WHAT TO WORK ON: Can you copy out the data exactly? Leave the images out.

SUPPLIED RECORDS:
((

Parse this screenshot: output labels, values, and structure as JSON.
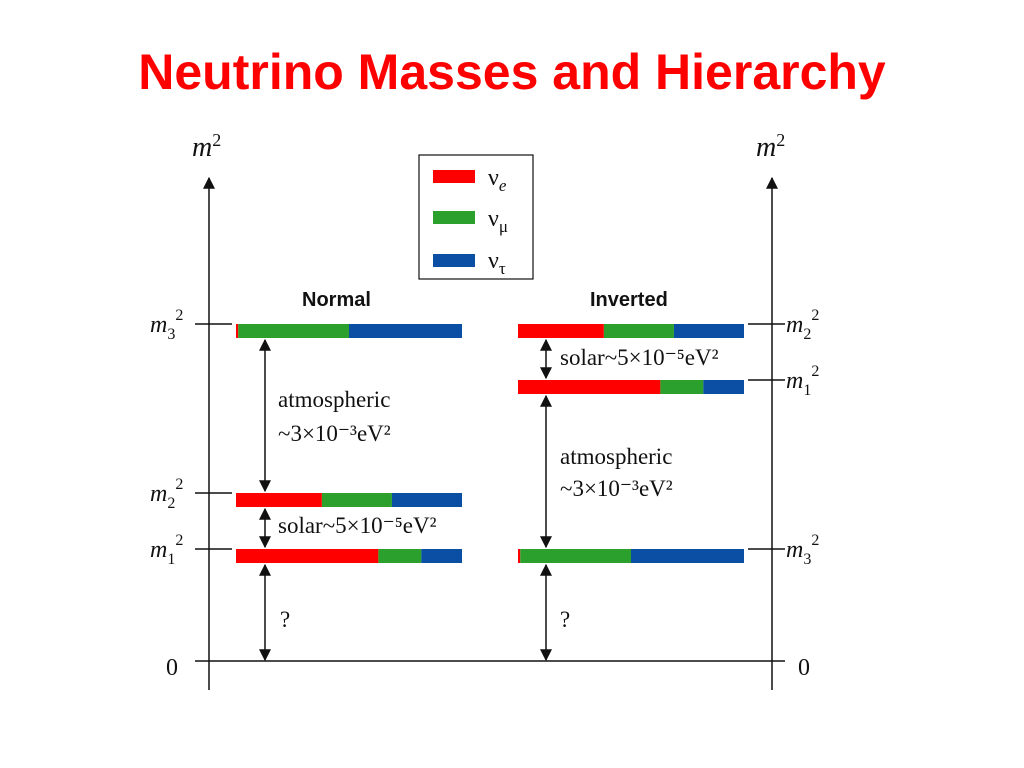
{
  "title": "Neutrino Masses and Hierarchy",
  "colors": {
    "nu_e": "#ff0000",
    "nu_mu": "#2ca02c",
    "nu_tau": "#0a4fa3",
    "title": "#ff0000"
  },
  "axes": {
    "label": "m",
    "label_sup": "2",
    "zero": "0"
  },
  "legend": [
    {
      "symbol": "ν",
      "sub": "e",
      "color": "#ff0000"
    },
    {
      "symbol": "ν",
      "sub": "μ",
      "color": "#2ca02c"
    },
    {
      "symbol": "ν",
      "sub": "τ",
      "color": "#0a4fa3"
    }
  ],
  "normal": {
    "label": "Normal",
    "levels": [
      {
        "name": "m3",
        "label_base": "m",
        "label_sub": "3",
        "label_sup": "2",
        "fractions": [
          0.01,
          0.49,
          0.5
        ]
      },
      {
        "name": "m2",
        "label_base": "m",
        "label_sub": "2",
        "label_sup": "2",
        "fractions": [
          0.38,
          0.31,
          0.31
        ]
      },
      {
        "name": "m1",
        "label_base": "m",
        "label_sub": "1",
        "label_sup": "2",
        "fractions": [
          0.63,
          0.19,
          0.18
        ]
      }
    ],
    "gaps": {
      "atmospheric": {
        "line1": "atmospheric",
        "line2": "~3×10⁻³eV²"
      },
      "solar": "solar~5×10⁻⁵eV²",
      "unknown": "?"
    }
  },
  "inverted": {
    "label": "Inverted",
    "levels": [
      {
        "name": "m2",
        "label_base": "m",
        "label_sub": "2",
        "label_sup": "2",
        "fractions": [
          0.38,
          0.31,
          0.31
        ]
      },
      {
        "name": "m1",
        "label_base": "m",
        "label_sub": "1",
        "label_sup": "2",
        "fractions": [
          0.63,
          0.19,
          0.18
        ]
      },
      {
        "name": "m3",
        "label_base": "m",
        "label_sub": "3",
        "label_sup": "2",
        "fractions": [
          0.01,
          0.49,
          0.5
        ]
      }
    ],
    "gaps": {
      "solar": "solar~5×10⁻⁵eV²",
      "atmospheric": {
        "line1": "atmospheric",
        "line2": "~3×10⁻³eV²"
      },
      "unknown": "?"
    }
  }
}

))

ANSWER TO THE EXERCISE:
Parse this screenshot: output labels, values, and structure as JSON.
{
  "title": "Neutrino Masses and Hierarchy",
  "colors": {
    "nu_e": "#ff0000",
    "nu_mu": "#2ca02c",
    "nu_tau": "#0a4fa3",
    "title": "#ff0000"
  },
  "axes": {
    "label": "m",
    "label_sup": "2",
    "zero": "0"
  },
  "legend": [
    {
      "symbol": "ν",
      "sub": "e",
      "color": "#ff0000"
    },
    {
      "symbol": "ν",
      "sub": "μ",
      "color": "#2ca02c"
    },
    {
      "symbol": "ν",
      "sub": "τ",
      "color": "#0a4fa3"
    }
  ],
  "normal": {
    "label": "Normal",
    "levels": [
      {
        "name": "m3",
        "label_base": "m",
        "label_sub": "3",
        "label_sup": "2",
        "fractions": [
          0.01,
          0.49,
          0.5
        ]
      },
      {
        "name": "m2",
        "label_base": "m",
        "label_sub": "2",
        "label_sup": "2",
        "fractions": [
          0.38,
          0.31,
          0.31
        ]
      },
      {
        "name": "m1",
        "label_base": "m",
        "label_sub": "1",
        "label_sup": "2",
        "fractions": [
          0.63,
          0.19,
          0.18
        ]
      }
    ],
    "gaps": {
      "atmospheric": {
        "line1": "atmospheric",
        "line2": "~3×10⁻³eV²"
      },
      "solar": "solar~5×10⁻⁵eV²",
      "unknown": "?"
    }
  },
  "inverted": {
    "label": "Inverted",
    "levels": [
      {
        "name": "m2",
        "label_base": "m",
        "label_sub": "2",
        "label_sup": "2",
        "fractions": [
          0.38,
          0.31,
          0.31
        ]
      },
      {
        "name": "m1",
        "label_base": "m",
        "label_sub": "1",
        "label_sup": "2",
        "fractions": [
          0.63,
          0.19,
          0.18
        ]
      },
      {
        "name": "m3",
        "label_base": "m",
        "label_sub": "3",
        "label_sup": "2",
        "fractions": [
          0.01,
          0.49,
          0.5
        ]
      }
    ],
    "gaps": {
      "solar": "solar~5×10⁻⁵eV²",
      "atmospheric": {
        "line1": "atmospheric",
        "line2": "~3×10⁻³eV²"
      },
      "unknown": "?"
    }
  }
}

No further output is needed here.